_Your instructions_
Swap "marker-dot-blue" for "marker-dot-red" in the stretch from the start of the data through the line containing "label-f5: F5: [631, 523, 645, 537]", and give those lines again with nothing else changed.

_Dataset rows_
-- START --

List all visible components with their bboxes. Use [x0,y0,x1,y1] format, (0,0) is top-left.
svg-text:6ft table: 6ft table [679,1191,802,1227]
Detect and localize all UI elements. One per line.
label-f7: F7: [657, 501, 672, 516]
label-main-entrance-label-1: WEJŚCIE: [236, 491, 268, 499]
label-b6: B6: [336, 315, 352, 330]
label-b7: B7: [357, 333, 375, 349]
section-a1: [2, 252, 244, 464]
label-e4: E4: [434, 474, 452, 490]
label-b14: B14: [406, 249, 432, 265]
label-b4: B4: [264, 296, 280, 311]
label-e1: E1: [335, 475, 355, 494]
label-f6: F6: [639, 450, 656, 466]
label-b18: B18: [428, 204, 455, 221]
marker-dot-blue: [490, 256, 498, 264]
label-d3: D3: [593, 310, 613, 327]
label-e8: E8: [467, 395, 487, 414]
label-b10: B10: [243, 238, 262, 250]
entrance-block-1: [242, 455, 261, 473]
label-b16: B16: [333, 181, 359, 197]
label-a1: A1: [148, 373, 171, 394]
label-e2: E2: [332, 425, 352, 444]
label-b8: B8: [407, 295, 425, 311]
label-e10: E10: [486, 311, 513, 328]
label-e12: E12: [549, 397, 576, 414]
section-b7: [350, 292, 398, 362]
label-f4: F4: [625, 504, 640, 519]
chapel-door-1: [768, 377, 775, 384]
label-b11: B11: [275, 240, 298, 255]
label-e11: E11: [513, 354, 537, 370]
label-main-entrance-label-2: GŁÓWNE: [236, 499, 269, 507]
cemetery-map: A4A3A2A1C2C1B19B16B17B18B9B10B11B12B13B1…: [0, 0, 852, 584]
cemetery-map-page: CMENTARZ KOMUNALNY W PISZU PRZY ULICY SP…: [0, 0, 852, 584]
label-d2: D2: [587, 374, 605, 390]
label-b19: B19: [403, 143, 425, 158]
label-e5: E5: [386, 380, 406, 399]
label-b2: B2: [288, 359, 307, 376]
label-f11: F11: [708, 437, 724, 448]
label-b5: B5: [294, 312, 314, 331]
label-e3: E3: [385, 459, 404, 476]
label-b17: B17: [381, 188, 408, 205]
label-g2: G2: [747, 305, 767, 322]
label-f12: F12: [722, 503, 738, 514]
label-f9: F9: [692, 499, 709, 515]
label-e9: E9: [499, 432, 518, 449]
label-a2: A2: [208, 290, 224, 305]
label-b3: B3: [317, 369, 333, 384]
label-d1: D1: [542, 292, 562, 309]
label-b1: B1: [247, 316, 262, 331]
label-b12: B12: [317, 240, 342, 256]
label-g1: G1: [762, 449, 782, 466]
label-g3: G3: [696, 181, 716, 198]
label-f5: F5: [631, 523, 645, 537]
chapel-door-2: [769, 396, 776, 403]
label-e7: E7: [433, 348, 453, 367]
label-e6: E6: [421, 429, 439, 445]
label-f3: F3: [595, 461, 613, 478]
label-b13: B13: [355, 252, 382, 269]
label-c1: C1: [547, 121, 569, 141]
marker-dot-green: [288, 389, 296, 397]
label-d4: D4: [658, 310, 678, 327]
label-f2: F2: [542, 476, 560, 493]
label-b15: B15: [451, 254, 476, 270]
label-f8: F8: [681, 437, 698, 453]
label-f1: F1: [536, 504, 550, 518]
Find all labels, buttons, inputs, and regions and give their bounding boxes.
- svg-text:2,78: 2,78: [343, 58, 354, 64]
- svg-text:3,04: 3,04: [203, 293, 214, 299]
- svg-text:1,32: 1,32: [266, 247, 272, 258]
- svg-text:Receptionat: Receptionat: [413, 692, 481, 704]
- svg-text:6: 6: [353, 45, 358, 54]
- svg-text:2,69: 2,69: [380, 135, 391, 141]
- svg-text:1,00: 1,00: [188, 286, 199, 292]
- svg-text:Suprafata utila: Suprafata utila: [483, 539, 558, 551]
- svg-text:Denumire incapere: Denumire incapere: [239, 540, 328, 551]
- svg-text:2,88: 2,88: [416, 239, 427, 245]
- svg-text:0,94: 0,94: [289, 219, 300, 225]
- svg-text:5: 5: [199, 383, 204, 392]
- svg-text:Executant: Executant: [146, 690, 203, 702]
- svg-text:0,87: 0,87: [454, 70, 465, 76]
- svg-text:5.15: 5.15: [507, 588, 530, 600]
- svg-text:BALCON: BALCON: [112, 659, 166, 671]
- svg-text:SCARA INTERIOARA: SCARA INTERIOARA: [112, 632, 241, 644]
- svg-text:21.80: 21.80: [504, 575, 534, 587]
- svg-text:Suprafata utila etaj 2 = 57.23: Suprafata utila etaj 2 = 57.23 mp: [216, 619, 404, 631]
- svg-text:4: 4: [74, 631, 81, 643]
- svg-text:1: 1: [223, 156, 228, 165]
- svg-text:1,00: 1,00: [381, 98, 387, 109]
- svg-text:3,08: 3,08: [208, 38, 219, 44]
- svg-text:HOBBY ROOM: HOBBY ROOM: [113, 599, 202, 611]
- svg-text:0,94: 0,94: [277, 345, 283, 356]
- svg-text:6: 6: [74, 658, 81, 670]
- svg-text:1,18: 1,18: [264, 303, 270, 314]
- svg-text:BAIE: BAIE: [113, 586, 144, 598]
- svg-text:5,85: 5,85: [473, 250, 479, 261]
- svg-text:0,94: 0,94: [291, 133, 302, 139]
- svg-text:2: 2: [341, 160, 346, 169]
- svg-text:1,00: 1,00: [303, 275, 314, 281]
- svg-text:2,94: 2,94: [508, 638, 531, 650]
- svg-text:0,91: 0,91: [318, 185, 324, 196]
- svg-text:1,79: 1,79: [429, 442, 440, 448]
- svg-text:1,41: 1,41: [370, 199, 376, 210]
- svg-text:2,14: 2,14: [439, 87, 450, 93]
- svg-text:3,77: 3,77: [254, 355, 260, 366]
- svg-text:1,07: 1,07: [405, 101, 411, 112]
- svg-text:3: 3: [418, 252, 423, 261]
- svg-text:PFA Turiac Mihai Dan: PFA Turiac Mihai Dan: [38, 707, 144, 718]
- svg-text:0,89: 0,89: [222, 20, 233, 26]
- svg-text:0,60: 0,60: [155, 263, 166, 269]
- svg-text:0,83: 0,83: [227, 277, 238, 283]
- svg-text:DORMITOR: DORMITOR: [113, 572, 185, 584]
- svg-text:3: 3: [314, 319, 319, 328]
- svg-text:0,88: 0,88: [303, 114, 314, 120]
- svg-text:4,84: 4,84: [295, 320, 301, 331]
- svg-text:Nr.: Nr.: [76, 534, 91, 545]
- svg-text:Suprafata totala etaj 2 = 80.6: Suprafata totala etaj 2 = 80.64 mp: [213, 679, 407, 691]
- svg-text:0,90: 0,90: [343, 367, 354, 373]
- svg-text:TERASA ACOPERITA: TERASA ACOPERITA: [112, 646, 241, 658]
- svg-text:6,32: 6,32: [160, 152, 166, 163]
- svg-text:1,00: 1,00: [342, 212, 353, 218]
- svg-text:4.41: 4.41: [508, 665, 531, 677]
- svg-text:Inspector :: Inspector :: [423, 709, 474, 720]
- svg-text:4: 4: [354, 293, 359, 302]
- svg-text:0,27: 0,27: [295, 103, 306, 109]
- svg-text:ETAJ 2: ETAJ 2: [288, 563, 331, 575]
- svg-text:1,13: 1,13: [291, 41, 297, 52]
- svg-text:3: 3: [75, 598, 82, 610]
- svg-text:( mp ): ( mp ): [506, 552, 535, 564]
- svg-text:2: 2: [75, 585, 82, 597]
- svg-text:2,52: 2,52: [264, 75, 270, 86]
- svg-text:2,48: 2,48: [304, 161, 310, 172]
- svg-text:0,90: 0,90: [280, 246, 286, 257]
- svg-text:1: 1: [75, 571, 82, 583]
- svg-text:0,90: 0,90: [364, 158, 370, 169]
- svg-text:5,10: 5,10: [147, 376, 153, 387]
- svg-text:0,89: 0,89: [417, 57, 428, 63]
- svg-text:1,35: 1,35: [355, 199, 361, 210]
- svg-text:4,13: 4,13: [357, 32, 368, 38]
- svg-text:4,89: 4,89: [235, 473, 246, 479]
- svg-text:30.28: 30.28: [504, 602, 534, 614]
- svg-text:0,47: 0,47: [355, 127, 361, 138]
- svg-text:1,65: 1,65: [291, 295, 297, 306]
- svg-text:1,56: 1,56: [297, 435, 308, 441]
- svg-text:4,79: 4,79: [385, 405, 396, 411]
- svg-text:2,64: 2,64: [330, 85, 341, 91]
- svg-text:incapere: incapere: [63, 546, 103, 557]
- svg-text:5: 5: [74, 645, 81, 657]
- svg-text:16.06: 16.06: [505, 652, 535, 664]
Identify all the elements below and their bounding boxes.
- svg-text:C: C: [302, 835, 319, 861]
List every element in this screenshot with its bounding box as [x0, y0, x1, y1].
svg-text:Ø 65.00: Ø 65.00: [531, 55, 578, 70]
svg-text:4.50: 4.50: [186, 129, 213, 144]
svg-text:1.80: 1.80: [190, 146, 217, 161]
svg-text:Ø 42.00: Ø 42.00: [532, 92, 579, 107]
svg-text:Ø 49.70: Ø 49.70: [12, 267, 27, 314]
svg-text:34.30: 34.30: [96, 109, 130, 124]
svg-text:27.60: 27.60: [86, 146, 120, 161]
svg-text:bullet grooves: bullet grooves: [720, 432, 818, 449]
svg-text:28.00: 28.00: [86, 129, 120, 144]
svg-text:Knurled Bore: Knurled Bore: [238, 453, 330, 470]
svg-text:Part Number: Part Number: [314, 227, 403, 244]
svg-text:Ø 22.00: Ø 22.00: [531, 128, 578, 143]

-- END --

_Output for this task_
List all visible components with their bboxes. Use [x0,y0,x1,y1] format, (0,0) is top-left.
svg-text:6ft table: 6ft table [679,1191,802,1227]
Detect and localize all UI elements. One per line.
label-f7: F7: [657, 501, 672, 516]
label-main-entrance-label-1: WEJŚCIE: [236, 491, 268, 499]
label-b6: B6: [336, 315, 352, 330]
label-b7: B7: [357, 333, 375, 349]
section-a1: [2, 252, 244, 464]
label-e4: E4: [434, 474, 452, 490]
label-b14: B14: [406, 249, 432, 265]
label-b4: B4: [264, 296, 280, 311]
label-e1: E1: [335, 475, 355, 494]
label-f6: F6: [639, 450, 656, 466]
label-b18: B18: [428, 204, 455, 221]
marker-dot-red: [490, 256, 498, 264]
label-d3: D3: [593, 310, 613, 327]
label-e8: E8: [467, 395, 487, 414]
label-b10: B10: [243, 238, 262, 250]
entrance-block-1: [242, 455, 261, 473]
label-b16: B16: [333, 181, 359, 197]
label-a1: A1: [148, 373, 171, 394]
label-e2: E2: [332, 425, 352, 444]
label-b8: B8: [407, 295, 425, 311]
label-e10: E10: [486, 311, 513, 328]
label-e12: E12: [549, 397, 576, 414]
section-b7: [350, 292, 398, 362]
label-f4: F4: [625, 504, 640, 519]
chapel-door-1: [768, 377, 775, 384]
label-b11: B11: [275, 240, 298, 255]
label-e11: E11: [513, 354, 537, 370]
label-main-entrance-label-2: GŁÓWNE: [236, 499, 269, 507]
cemetery-map: A4A3A2A1C2C1B19B16B17B18B9B10B11B12B13B1…: [0, 0, 852, 584]
cemetery-map-page: CMENTARZ KOMUNALNY W PISZU PRZY ULICY SP…: [0, 0, 852, 584]
label-d2: D2: [587, 374, 605, 390]
label-b19: B19: [403, 143, 425, 158]
label-e5: E5: [386, 380, 406, 399]
label-b2: B2: [288, 359, 307, 376]
label-f11: F11: [708, 437, 724, 448]
label-b5: B5: [294, 312, 314, 331]
label-e3: E3: [385, 459, 404, 476]
label-b17: B17: [381, 188, 408, 205]
label-g2: G2: [747, 305, 767, 322]
label-f12: F12: [722, 503, 738, 514]
label-f9: F9: [692, 499, 709, 515]
label-e9: E9: [499, 432, 518, 449]
label-a2: A2: [208, 290, 224, 305]
label-b3: B3: [317, 369, 333, 384]
label-d1: D1: [542, 292, 562, 309]
label-b1: B1: [247, 316, 262, 331]
label-b12: B12: [317, 240, 342, 256]
label-g1: G1: [762, 449, 782, 466]
label-g3: G3: [696, 181, 716, 198]
label-f5: F5: [631, 523, 645, 537]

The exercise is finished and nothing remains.